For the material that follows, list every line containing the word "Relative".
──────── MATERIAL FOR THIS EXERCISE
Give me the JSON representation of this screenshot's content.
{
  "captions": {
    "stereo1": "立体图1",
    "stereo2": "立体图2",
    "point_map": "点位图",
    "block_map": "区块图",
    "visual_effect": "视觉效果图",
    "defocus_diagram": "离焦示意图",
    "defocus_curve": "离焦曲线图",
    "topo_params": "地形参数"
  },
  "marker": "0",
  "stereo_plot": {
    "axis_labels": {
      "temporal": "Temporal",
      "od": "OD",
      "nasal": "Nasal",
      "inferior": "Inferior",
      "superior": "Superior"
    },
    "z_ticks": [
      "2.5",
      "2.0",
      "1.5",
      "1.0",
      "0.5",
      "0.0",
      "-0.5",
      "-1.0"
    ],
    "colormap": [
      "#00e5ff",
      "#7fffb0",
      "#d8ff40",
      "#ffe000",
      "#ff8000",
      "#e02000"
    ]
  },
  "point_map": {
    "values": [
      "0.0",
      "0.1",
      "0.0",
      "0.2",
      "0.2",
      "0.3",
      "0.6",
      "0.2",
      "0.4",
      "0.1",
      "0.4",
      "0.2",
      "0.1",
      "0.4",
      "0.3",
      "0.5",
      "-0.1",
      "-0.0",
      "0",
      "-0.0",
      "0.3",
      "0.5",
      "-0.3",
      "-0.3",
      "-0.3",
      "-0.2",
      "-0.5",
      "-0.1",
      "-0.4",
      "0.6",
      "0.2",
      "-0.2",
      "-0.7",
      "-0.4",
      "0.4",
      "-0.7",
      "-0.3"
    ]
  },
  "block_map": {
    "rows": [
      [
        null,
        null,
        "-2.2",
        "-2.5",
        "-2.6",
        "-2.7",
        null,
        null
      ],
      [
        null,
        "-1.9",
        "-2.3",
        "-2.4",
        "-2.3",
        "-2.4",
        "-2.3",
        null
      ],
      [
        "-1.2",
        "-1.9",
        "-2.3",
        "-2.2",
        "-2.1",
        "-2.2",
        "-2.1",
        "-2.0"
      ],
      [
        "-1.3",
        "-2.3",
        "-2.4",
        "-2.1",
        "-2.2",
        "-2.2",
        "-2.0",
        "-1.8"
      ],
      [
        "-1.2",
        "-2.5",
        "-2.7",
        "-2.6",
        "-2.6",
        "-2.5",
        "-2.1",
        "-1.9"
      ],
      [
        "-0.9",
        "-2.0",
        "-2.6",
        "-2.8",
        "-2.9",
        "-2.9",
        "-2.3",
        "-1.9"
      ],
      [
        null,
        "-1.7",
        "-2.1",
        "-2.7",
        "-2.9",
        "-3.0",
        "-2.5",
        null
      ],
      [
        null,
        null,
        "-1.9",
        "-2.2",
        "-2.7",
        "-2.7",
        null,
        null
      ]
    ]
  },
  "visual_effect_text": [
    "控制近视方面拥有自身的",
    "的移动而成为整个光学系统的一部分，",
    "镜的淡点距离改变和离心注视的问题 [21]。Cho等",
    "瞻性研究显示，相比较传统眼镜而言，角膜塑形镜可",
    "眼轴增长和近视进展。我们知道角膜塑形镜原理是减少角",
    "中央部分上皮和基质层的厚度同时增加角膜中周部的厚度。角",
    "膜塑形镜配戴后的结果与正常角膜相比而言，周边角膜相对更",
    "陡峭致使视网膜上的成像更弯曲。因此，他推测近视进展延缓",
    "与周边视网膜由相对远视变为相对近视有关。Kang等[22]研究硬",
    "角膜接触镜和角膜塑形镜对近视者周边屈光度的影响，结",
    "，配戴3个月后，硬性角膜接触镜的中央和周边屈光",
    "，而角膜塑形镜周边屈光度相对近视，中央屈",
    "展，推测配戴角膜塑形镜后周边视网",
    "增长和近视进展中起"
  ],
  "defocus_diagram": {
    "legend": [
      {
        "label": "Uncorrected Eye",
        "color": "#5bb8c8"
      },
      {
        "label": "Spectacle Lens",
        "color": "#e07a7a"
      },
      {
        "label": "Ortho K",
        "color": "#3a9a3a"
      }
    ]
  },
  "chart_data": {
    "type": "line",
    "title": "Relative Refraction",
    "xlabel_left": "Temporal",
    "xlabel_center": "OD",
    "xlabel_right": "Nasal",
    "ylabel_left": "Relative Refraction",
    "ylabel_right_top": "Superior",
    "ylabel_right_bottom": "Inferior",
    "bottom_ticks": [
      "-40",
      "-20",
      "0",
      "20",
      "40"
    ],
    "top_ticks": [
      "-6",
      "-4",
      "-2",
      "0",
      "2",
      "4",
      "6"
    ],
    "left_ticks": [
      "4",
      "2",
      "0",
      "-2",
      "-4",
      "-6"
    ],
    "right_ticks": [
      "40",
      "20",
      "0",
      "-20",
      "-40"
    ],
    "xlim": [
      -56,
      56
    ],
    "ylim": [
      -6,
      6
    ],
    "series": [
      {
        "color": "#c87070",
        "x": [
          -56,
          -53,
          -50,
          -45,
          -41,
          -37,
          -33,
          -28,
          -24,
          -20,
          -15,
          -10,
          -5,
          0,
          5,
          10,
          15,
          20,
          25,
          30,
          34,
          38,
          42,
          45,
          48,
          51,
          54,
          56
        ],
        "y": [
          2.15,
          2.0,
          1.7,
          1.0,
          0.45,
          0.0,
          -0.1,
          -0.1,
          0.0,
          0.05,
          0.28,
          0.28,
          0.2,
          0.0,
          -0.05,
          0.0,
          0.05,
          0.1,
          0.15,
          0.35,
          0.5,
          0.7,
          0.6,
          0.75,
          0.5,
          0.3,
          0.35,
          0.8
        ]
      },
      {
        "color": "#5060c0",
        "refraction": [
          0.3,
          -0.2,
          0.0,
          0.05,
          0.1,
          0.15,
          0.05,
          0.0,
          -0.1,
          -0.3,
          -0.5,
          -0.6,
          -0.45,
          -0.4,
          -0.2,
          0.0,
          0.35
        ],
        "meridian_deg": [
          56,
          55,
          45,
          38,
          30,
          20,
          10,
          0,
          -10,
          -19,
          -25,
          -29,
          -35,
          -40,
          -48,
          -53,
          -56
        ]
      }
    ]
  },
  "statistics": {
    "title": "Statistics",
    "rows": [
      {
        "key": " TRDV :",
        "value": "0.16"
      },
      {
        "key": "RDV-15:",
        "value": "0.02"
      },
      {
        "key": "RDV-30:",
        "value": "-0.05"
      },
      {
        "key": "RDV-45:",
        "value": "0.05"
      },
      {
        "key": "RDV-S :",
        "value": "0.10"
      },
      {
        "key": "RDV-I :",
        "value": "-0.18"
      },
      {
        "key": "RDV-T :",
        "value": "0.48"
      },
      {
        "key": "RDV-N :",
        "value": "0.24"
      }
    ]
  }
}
────────────────
RESULT OF THE TASK:
    "title": "Relative Refraction",
    "ylabel_left": "Relative Refraction",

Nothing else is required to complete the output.